# [What is needed]
Lines containing the word "ylabel" are to be located and copied.

[Start Excerpted records]

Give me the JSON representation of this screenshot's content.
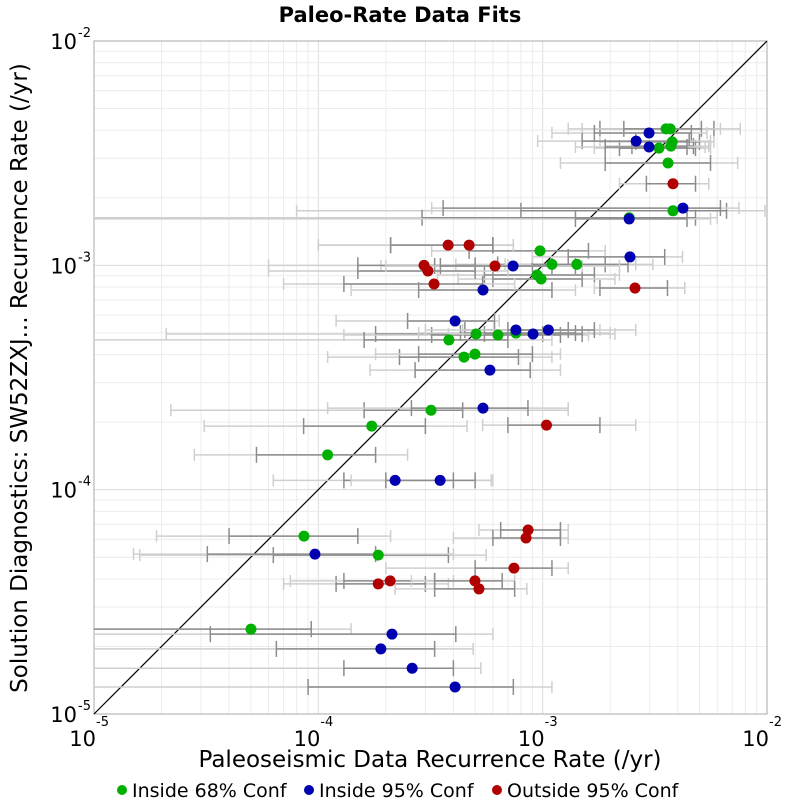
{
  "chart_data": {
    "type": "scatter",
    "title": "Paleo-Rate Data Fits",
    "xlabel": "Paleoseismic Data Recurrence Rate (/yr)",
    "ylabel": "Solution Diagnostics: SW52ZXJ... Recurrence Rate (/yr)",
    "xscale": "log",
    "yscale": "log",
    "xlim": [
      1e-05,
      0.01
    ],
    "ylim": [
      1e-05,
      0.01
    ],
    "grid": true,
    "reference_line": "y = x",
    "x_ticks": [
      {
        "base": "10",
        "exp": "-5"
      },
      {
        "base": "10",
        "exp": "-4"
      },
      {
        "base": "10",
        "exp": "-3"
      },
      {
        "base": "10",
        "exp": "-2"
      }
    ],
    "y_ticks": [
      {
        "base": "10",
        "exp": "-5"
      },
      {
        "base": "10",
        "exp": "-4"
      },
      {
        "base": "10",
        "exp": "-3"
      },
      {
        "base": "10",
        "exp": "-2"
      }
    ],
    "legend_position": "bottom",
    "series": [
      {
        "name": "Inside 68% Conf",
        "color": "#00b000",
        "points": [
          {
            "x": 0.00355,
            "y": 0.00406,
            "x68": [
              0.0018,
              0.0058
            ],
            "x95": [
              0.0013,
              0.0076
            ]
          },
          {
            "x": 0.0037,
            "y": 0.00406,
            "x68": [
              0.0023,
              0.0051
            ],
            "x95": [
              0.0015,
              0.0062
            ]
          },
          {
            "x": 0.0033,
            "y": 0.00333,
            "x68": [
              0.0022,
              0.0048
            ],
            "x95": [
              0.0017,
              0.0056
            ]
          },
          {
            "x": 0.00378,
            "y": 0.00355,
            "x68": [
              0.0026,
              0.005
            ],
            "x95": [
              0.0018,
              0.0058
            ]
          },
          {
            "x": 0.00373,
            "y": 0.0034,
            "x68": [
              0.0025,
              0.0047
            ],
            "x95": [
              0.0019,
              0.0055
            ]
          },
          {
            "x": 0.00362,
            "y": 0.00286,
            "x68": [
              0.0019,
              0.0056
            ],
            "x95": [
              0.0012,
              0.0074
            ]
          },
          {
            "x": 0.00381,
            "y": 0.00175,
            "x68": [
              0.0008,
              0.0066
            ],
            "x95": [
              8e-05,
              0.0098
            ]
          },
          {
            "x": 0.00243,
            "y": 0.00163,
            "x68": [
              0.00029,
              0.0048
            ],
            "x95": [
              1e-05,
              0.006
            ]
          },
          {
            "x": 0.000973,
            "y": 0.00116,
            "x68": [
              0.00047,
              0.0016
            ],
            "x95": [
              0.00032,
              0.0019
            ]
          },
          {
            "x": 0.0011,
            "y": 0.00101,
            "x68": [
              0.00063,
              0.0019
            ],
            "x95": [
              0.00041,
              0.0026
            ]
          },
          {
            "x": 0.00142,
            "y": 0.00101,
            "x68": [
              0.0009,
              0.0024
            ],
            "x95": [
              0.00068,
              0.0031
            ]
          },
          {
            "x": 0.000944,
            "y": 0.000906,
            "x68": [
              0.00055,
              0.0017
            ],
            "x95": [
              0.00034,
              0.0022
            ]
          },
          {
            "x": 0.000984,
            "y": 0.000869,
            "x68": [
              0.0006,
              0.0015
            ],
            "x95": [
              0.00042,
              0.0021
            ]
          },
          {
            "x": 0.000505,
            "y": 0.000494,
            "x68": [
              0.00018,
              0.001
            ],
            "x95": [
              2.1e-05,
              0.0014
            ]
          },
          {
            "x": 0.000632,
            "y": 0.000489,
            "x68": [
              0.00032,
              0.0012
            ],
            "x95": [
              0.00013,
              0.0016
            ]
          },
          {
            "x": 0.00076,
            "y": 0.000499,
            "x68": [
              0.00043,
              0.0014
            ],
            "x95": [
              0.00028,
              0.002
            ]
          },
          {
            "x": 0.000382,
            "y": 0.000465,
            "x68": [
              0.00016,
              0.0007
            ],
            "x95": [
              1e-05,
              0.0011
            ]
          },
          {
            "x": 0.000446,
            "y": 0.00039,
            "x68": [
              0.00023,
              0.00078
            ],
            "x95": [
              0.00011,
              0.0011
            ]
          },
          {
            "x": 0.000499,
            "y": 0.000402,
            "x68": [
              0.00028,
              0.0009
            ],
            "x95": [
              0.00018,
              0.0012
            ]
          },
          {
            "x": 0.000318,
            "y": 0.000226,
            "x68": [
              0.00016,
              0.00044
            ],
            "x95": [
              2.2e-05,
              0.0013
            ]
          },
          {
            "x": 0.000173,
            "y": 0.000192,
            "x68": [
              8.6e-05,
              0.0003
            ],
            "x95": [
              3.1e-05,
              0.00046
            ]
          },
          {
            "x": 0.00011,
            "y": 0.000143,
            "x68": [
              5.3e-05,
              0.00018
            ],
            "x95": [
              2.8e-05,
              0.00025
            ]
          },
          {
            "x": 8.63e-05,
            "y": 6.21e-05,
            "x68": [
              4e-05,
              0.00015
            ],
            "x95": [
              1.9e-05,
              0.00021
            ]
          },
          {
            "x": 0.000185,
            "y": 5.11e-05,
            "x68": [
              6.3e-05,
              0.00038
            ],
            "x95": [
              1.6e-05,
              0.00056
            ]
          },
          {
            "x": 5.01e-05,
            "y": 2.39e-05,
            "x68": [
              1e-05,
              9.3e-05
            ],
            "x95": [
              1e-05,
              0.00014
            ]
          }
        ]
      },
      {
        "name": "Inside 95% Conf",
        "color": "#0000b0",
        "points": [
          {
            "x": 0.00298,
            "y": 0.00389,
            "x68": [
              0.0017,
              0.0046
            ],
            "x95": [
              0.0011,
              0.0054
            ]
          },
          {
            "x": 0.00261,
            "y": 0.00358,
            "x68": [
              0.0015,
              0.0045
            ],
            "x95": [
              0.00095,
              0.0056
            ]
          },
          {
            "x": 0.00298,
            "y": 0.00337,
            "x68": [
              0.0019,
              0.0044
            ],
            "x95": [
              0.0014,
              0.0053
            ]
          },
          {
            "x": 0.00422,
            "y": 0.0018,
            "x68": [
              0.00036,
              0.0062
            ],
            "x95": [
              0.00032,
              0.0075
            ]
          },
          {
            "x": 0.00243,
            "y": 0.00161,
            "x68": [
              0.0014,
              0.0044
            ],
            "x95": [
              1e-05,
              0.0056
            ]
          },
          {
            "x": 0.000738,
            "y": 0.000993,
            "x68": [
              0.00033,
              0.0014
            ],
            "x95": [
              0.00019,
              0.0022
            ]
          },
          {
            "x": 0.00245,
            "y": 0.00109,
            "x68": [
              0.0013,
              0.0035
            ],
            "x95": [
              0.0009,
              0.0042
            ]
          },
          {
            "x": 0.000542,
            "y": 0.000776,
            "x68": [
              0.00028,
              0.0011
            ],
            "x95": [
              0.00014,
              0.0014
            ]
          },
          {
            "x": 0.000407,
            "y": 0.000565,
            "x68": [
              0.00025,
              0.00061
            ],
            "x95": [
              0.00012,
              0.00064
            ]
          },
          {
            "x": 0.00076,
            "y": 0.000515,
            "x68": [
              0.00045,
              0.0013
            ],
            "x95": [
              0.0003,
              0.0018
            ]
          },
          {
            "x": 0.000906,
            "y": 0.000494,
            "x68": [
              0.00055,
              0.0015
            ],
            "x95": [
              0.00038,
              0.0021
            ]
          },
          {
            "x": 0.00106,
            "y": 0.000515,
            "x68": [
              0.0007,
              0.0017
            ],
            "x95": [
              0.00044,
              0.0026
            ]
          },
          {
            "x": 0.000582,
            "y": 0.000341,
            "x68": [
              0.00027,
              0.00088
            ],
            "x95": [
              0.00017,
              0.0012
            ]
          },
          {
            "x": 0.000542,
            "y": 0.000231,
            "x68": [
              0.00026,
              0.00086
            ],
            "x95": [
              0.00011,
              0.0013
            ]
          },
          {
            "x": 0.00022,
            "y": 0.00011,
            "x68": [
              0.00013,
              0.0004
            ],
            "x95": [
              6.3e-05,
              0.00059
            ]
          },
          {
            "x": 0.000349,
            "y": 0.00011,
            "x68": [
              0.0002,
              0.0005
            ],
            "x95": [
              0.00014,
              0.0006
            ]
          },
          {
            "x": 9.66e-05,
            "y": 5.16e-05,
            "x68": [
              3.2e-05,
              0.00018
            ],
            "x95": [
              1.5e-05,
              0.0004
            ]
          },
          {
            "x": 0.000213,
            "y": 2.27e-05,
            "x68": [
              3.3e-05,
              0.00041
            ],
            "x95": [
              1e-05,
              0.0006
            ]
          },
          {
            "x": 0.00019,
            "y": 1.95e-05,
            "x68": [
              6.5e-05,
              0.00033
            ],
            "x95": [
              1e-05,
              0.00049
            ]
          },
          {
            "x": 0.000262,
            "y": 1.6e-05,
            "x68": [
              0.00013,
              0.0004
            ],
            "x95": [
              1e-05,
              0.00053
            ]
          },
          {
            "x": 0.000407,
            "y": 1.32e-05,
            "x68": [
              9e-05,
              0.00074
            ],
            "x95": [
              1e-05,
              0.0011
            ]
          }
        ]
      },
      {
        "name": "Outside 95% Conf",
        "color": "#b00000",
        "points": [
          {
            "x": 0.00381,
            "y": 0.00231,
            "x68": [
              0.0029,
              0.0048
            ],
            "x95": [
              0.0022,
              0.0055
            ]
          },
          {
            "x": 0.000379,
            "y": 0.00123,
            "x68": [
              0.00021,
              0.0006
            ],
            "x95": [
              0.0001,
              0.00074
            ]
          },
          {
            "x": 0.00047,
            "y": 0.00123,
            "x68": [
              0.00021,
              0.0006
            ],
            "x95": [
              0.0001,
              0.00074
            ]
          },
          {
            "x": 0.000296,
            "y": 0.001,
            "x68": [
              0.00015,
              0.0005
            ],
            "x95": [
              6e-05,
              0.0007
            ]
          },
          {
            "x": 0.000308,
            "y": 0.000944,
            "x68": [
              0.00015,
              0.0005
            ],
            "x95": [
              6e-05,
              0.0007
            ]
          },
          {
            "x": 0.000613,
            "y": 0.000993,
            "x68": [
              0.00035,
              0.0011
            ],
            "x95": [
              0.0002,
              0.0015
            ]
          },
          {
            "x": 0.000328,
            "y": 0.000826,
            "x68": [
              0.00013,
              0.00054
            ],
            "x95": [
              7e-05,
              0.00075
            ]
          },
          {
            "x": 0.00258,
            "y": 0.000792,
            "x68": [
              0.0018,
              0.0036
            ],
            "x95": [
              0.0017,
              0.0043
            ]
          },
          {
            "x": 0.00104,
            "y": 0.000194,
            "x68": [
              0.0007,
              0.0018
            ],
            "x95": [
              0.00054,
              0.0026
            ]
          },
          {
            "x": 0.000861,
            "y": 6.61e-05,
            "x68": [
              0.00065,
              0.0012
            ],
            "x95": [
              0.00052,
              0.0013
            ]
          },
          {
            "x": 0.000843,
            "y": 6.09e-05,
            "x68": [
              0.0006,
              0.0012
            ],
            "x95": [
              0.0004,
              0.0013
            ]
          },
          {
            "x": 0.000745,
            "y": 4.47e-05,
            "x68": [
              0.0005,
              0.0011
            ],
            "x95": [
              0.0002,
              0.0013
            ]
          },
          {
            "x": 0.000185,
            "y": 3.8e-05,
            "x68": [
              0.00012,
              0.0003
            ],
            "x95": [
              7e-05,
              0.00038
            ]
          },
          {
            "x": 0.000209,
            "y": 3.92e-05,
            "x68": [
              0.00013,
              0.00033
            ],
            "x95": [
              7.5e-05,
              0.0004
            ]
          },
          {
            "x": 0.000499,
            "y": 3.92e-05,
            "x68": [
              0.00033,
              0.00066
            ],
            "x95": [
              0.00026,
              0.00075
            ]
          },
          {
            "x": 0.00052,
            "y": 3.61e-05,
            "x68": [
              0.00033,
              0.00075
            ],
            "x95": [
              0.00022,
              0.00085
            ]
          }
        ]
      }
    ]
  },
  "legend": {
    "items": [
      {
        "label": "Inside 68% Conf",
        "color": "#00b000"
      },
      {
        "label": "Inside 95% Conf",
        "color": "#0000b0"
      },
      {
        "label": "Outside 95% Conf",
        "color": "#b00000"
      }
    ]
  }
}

[End Excerpted records]
[Start Excerpted records]

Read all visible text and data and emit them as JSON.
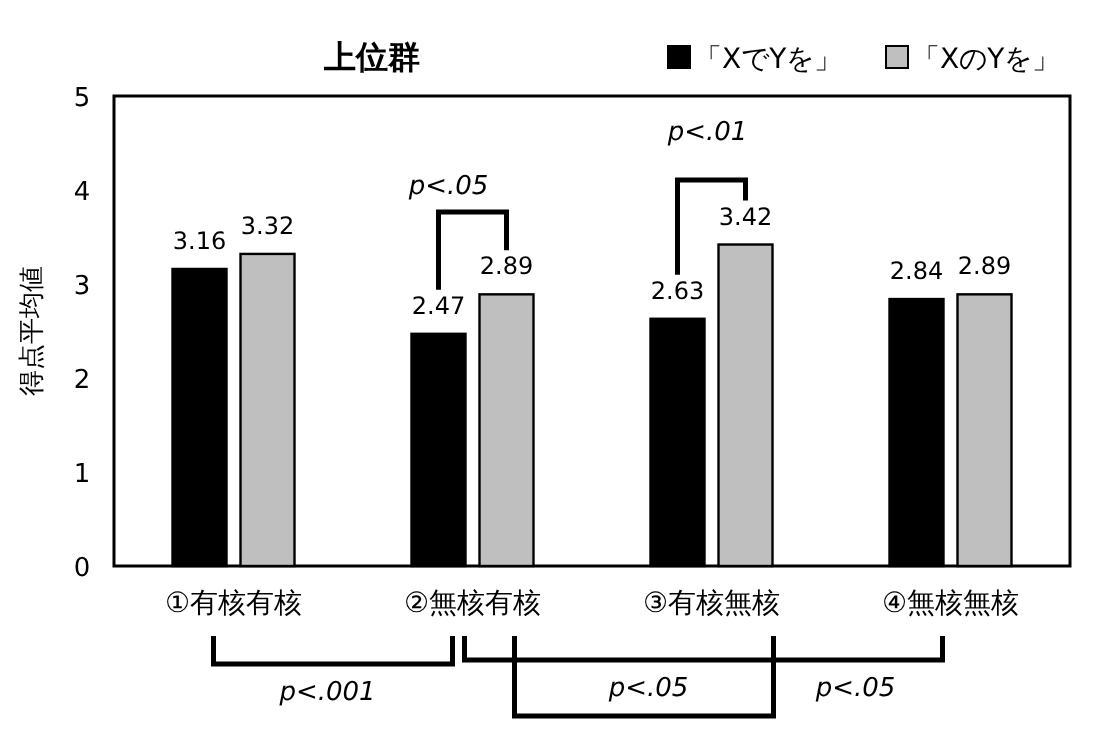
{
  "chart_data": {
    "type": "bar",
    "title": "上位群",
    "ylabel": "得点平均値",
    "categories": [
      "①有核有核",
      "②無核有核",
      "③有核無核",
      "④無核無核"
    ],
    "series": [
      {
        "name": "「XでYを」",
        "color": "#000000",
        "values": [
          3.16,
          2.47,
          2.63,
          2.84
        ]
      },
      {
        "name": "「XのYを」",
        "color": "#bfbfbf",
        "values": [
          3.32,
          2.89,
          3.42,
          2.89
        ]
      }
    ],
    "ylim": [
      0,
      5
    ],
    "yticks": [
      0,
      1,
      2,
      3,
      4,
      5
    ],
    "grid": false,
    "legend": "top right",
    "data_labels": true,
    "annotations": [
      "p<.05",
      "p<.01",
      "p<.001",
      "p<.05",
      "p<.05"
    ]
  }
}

[End Excerpted records]

# [Task result]
    "ylabel": "Solution Diagnostics: SW52ZXJ... Recurrence Rate (/yr)",
    "ylabel": "得点平均値",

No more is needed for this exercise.